**EXERCISE INPUTS**
^^^^
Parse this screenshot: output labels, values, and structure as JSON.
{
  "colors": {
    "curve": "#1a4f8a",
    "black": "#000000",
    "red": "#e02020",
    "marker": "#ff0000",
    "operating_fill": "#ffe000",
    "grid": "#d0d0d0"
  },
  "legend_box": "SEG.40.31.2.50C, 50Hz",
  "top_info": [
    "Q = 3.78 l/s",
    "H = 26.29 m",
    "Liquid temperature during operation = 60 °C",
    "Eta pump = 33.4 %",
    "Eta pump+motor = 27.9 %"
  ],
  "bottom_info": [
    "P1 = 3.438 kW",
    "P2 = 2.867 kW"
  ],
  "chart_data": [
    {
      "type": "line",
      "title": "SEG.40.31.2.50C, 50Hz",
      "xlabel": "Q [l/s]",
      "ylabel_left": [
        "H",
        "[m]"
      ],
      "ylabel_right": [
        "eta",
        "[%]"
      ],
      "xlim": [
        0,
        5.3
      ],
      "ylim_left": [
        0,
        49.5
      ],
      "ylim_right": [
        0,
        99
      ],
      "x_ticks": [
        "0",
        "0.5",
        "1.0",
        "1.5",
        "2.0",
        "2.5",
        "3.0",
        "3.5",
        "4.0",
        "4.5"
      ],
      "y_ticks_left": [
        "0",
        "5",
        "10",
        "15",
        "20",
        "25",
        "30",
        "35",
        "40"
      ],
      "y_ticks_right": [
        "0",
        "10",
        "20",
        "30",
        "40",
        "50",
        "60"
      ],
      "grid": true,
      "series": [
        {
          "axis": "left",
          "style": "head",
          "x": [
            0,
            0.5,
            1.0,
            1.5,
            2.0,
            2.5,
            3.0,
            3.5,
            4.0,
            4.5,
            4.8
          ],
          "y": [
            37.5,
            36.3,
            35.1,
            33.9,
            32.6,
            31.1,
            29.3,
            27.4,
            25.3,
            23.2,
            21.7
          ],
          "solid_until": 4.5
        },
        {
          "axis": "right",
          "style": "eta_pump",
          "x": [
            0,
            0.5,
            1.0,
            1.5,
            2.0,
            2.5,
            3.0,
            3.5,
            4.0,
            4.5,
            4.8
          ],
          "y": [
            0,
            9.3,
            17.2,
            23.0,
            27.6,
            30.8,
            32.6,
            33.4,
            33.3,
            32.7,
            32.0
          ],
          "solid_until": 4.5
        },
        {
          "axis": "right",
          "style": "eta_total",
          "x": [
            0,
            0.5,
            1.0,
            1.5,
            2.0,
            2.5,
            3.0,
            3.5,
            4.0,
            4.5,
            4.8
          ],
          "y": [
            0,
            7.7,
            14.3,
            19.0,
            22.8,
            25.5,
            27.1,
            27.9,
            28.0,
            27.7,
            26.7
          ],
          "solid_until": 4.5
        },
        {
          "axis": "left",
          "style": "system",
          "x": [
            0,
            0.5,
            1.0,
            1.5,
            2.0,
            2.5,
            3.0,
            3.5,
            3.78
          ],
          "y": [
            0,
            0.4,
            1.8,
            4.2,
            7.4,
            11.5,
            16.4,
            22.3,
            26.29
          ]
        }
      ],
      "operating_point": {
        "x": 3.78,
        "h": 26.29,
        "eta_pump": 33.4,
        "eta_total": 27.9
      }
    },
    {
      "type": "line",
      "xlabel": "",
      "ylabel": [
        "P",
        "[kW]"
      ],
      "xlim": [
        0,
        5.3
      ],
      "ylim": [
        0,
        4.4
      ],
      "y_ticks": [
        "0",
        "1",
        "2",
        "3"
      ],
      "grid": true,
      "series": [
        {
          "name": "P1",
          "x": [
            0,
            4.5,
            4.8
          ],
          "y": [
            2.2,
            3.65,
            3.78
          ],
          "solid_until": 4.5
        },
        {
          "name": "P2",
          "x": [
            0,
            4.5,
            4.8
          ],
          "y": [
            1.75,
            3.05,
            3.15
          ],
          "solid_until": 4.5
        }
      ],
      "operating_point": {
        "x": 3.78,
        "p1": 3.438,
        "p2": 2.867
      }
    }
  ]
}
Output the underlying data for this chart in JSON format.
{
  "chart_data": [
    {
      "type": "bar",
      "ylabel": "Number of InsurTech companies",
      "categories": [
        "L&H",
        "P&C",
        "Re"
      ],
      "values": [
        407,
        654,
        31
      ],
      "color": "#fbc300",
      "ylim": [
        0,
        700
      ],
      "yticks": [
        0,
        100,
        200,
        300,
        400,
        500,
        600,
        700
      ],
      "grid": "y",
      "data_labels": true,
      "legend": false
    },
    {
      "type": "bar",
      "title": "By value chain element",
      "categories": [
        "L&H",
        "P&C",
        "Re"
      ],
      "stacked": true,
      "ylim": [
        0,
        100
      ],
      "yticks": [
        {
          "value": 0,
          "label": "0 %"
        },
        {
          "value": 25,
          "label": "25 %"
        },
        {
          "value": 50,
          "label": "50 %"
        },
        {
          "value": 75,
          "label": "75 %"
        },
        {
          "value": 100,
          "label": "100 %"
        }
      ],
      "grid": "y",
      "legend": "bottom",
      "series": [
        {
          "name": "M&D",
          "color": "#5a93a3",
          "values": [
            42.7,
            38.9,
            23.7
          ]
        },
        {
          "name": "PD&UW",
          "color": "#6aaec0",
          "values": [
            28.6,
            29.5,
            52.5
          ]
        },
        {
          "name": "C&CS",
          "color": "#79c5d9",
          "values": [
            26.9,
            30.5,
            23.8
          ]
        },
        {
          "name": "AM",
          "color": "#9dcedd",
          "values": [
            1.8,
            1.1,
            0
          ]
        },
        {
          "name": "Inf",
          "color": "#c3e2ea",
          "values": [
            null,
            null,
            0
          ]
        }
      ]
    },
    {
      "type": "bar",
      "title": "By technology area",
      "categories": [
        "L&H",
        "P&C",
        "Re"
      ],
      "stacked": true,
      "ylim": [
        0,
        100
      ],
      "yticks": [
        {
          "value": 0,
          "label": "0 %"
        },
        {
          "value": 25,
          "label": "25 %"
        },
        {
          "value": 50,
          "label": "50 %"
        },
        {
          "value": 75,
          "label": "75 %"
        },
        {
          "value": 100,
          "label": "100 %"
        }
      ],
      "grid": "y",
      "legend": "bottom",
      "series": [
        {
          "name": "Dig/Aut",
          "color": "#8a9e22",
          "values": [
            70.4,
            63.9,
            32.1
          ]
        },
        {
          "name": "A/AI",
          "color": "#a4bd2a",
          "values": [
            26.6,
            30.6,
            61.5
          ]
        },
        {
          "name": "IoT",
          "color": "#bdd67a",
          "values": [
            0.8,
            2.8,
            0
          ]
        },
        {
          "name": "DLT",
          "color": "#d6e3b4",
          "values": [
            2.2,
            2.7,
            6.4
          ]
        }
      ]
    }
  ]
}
^^^^
**TO DO**
Scan the records above for the string "JSON", then report every line that contains it.

**EXERCISE RESPONSE**
Parse this screenshot: output labels, values, and structure as JSON.
Output the underlying data for this chart in JSON format.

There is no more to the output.